» **EXERCISE INPUT**
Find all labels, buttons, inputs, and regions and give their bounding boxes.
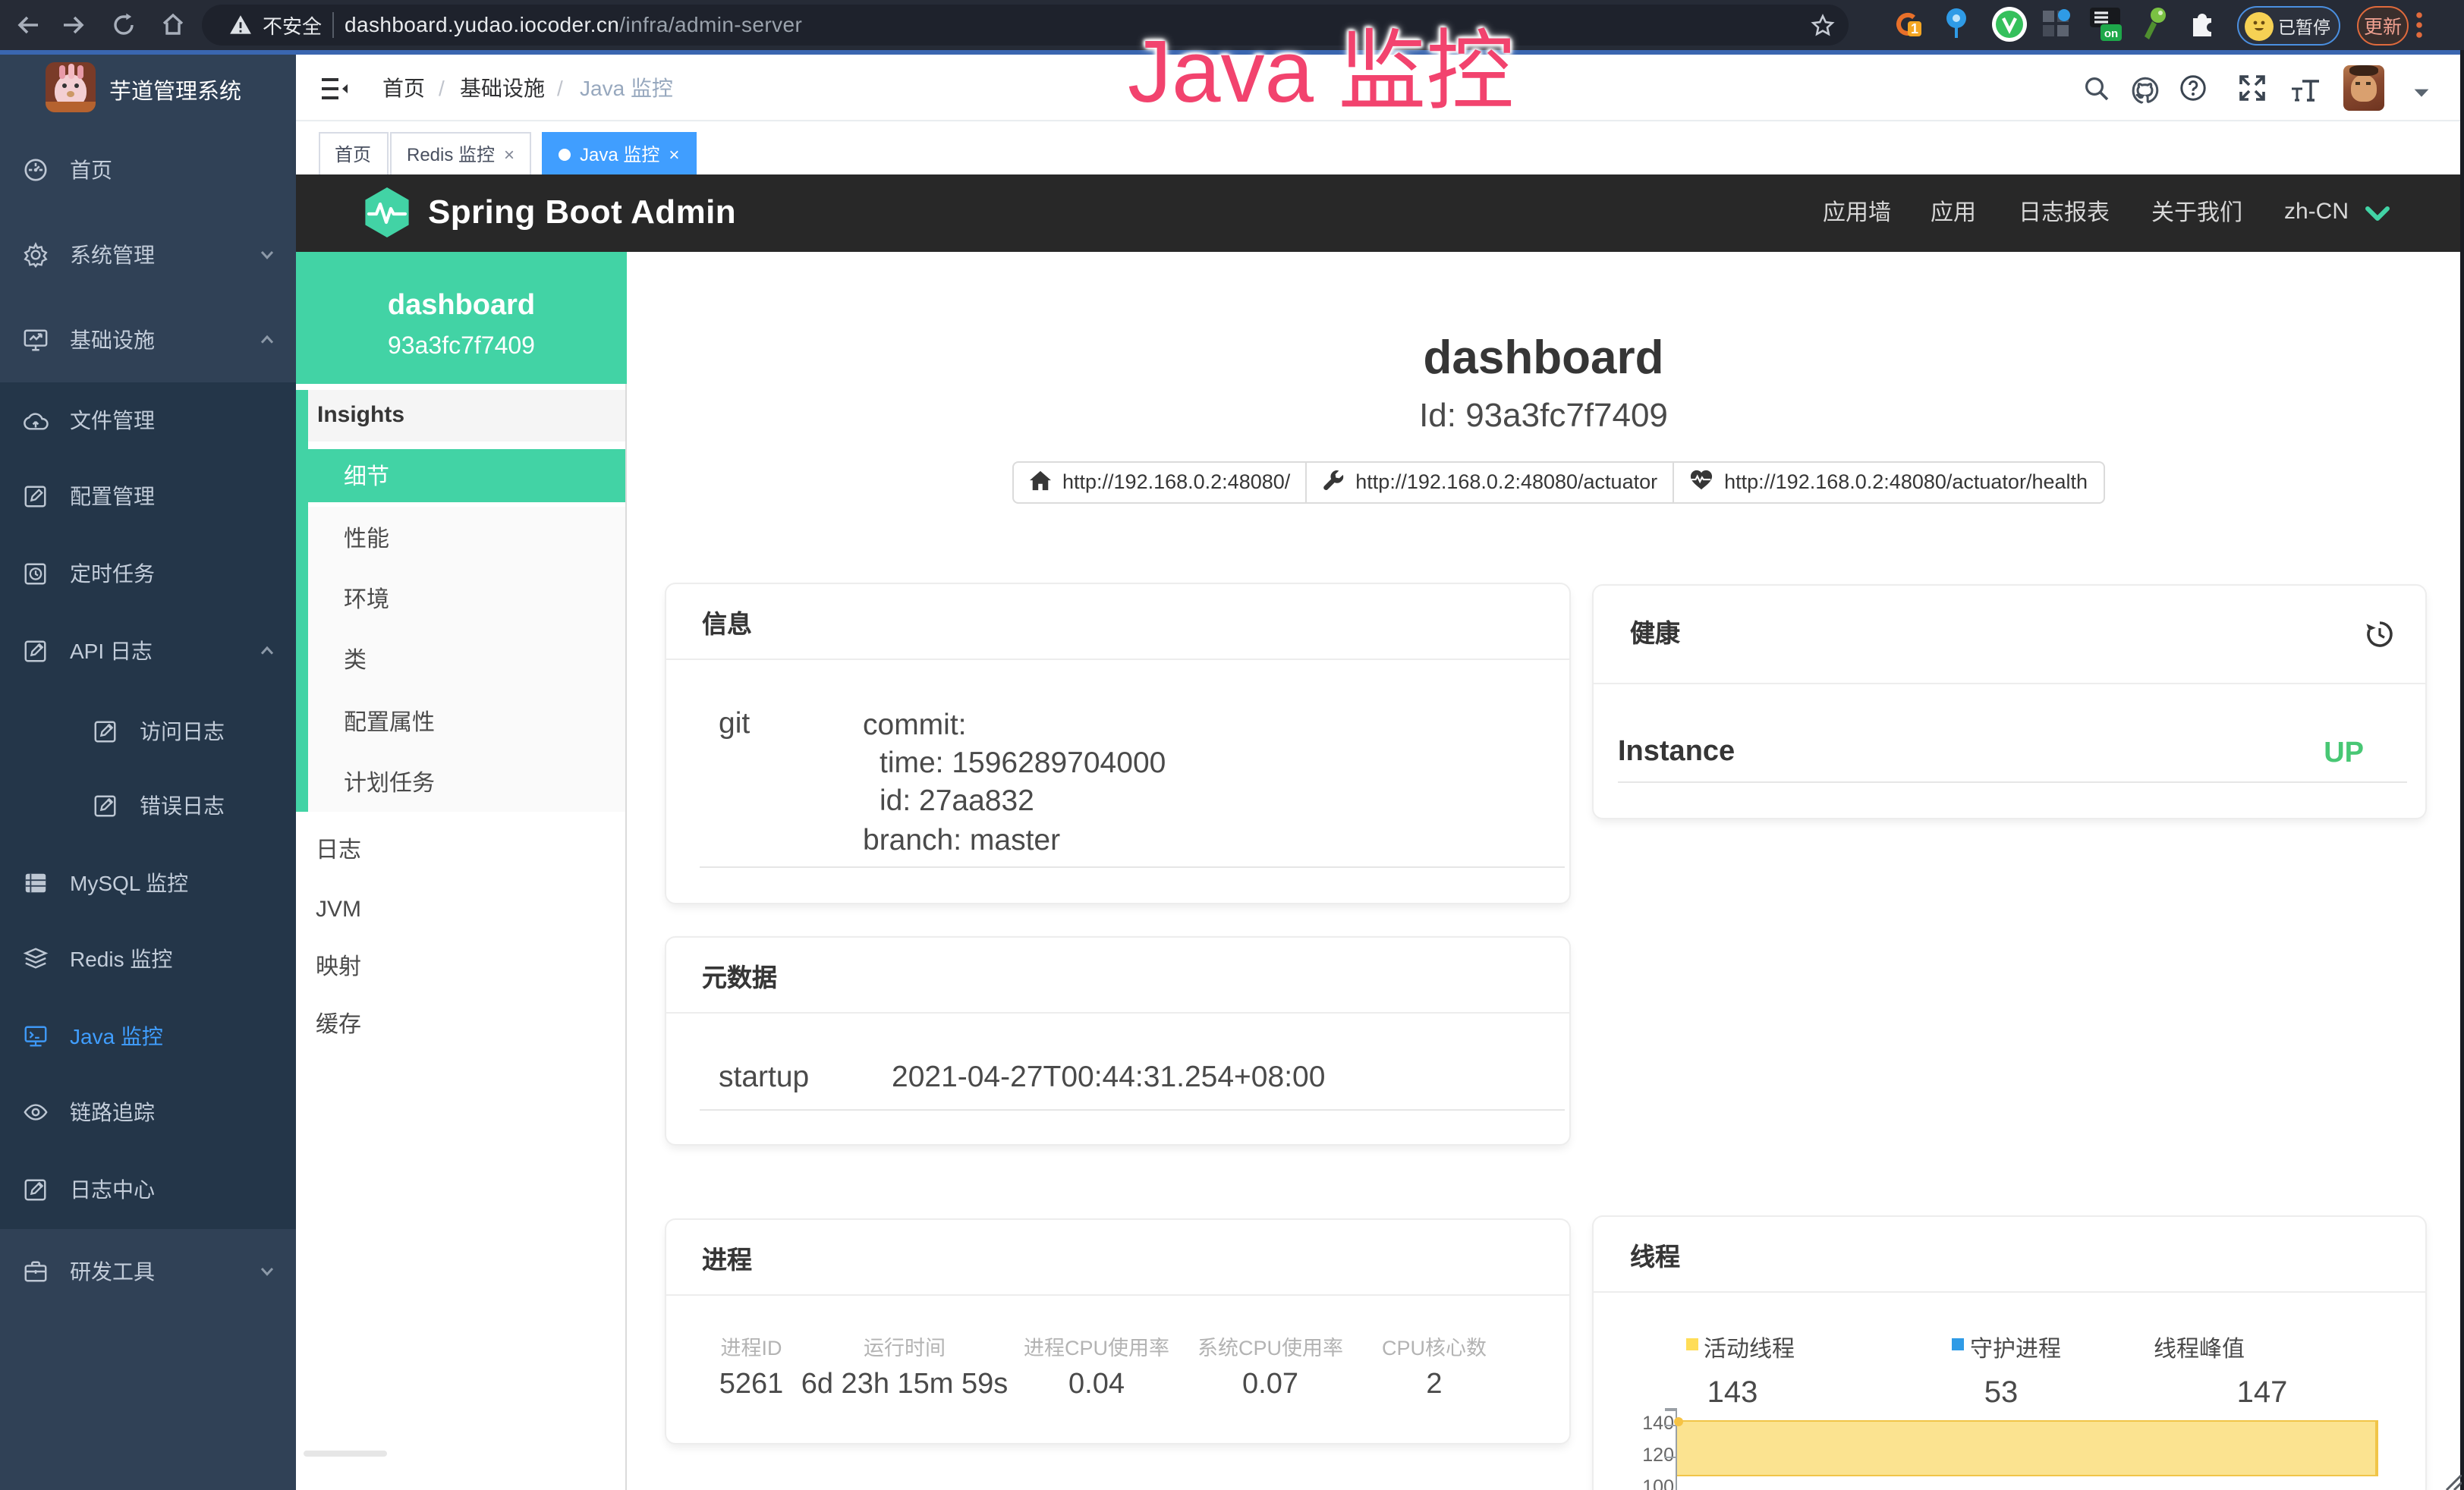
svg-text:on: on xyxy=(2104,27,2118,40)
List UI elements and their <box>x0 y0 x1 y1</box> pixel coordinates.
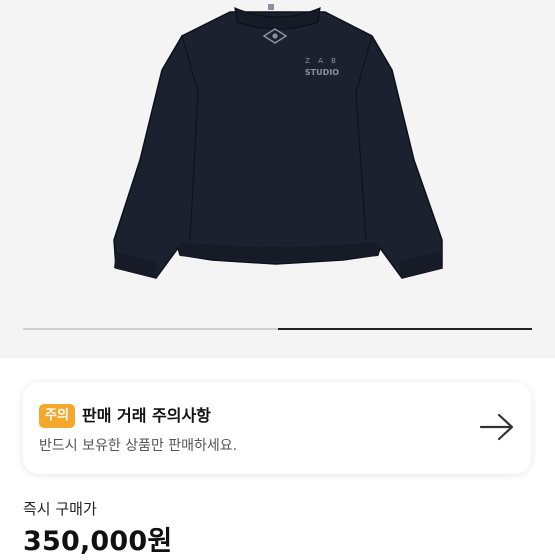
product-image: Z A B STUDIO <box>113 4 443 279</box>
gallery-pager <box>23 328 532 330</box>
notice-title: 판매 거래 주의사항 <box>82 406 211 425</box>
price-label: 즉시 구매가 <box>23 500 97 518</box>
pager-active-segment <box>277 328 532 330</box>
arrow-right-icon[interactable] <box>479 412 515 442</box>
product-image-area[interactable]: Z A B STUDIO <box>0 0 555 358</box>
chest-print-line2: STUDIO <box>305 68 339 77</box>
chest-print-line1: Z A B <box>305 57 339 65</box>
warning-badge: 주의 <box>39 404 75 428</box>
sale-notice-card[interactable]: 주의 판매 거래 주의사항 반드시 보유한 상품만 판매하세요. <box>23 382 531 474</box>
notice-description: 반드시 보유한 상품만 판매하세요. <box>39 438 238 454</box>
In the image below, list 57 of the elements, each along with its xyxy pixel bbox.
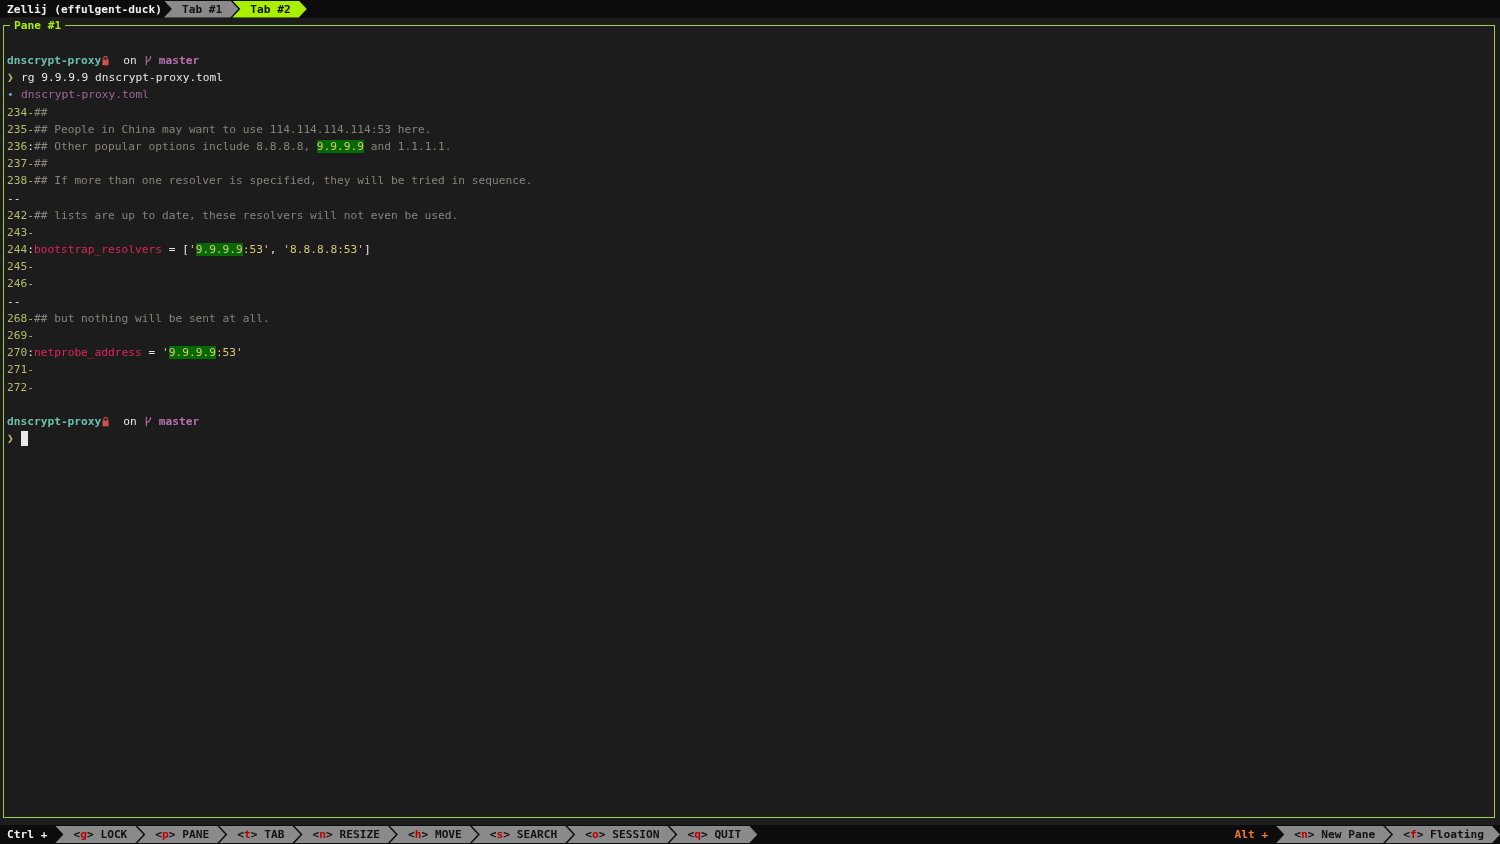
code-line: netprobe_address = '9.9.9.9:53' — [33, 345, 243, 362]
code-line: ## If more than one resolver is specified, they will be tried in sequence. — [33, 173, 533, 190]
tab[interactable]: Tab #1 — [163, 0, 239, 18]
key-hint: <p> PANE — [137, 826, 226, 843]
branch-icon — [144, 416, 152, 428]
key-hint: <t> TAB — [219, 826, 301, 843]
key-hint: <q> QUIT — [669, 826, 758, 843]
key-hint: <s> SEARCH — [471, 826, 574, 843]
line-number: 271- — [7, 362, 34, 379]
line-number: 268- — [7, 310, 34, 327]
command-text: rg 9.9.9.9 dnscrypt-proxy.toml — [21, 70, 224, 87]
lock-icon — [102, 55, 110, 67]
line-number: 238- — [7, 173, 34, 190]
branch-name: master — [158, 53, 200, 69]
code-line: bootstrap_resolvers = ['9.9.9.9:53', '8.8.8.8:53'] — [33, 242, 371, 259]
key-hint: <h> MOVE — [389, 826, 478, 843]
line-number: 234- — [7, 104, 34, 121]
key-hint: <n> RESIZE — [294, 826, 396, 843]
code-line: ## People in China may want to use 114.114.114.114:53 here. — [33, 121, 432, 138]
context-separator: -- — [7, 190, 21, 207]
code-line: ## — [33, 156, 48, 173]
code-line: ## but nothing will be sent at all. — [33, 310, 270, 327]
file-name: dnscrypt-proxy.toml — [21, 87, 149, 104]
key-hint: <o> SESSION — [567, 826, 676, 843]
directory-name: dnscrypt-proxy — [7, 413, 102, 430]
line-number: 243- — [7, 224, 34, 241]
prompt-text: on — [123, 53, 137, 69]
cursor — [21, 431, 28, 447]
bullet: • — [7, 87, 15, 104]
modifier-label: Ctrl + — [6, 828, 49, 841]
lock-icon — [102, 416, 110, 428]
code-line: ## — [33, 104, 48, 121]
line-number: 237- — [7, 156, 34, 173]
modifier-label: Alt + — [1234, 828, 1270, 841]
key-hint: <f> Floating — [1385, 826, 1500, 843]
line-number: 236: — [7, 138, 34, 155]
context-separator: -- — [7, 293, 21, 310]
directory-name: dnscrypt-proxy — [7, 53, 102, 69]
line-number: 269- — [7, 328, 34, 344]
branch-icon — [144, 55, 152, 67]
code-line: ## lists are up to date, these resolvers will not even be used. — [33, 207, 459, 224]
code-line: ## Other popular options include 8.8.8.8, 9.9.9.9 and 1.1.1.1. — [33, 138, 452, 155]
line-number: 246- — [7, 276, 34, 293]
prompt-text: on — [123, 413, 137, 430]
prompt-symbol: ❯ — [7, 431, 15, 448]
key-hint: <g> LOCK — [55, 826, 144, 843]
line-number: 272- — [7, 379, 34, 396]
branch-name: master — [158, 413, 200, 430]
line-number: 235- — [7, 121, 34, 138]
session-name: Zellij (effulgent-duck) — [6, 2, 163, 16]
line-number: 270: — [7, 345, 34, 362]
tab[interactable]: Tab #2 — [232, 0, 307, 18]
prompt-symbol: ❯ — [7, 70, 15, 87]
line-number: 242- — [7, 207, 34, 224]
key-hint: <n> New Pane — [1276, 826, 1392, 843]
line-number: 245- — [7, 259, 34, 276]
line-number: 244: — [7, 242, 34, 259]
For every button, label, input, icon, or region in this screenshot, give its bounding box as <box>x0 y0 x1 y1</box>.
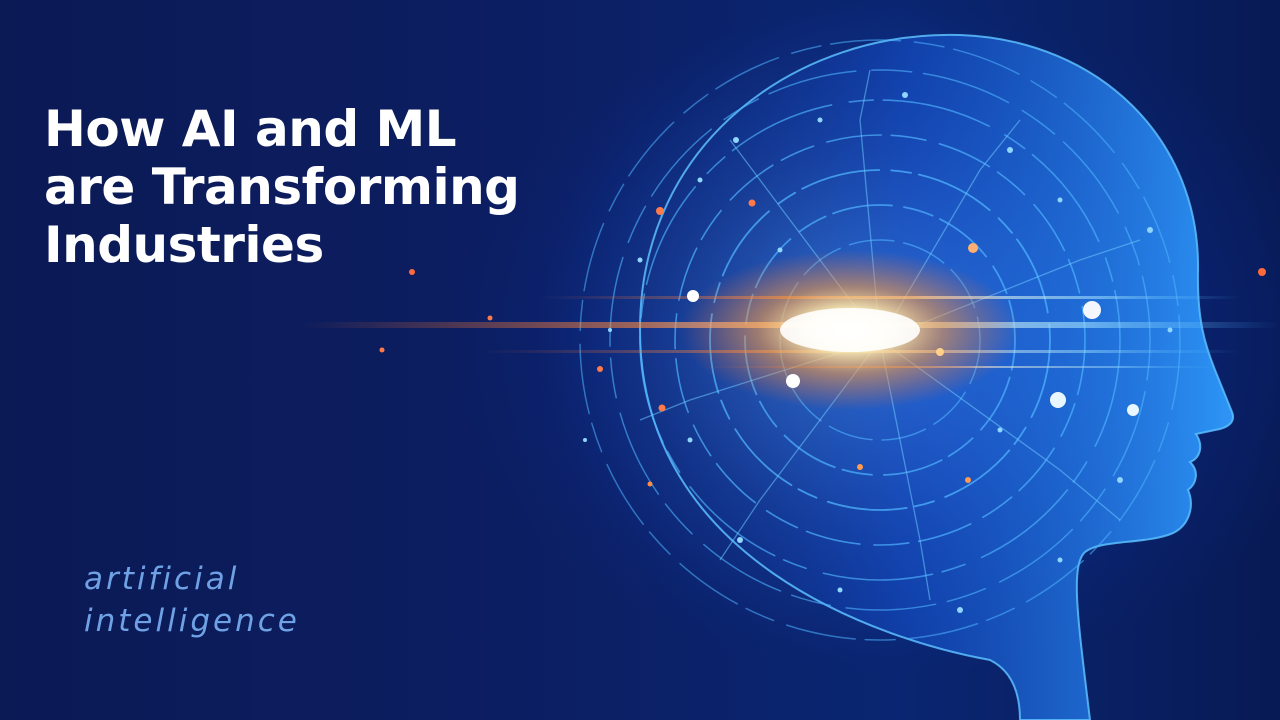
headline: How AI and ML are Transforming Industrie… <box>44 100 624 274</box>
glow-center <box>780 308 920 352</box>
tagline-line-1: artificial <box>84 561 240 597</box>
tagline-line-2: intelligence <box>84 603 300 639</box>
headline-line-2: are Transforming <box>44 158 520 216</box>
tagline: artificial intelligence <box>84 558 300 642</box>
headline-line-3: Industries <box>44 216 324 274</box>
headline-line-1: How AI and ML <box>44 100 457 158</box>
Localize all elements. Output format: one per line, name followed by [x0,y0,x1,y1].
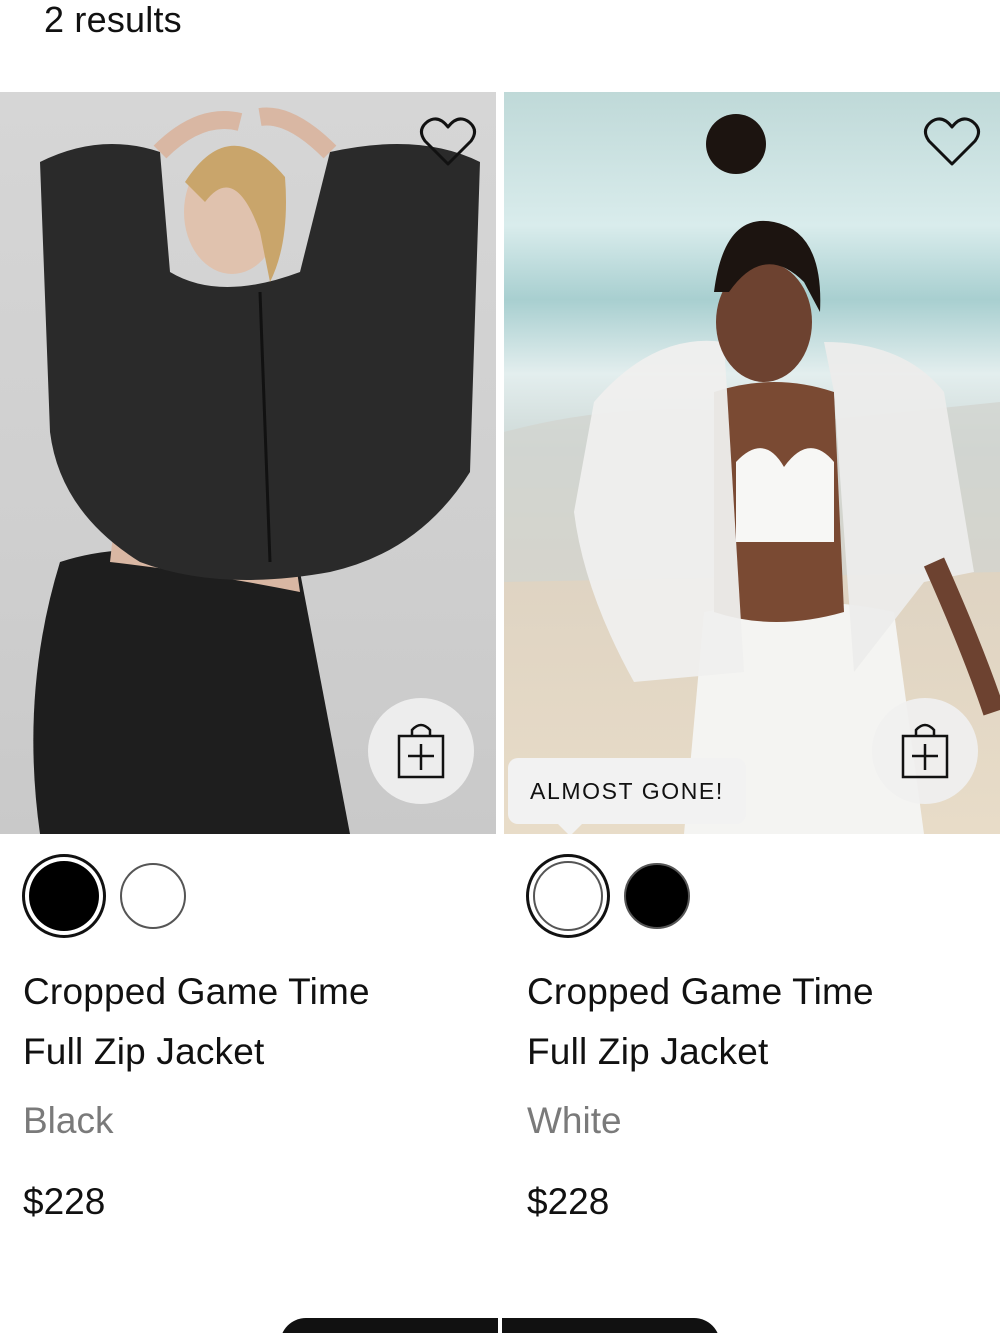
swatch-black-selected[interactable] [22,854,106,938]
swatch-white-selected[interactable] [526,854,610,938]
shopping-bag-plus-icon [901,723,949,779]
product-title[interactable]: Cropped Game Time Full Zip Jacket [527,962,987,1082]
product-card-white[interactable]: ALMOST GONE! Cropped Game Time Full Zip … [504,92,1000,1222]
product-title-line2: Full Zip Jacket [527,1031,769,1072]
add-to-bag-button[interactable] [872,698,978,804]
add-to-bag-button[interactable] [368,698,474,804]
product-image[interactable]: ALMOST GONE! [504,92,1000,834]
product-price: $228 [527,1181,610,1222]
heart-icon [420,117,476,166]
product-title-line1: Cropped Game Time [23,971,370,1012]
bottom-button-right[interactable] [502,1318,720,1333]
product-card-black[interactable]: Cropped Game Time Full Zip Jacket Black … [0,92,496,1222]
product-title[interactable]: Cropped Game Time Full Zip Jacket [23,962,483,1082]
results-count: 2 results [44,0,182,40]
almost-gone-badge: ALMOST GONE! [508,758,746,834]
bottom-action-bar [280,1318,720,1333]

» **TASK**
Copy the lines of the material above without any change, starting with the line that contains "code-line: netprobe_address = '9.9.9.9:53'" and going on through the line that contains "key-hint: <t> TAB — [219, 826, 301, 843]".

» **ANSWER BELOW**
code-line: netprobe_address = '9.9.9.9:53' — [33, 345, 243, 362]
code-line: ## If more than one resolver is specified, they will be tried in sequence. — [33, 173, 533, 190]
tab[interactable]: Tab #1 — [163, 0, 239, 18]
key-hint: <p> PANE — [137, 826, 226, 843]
branch-icon — [144, 416, 152, 428]
key-hint: <t> TAB — [219, 826, 301, 843]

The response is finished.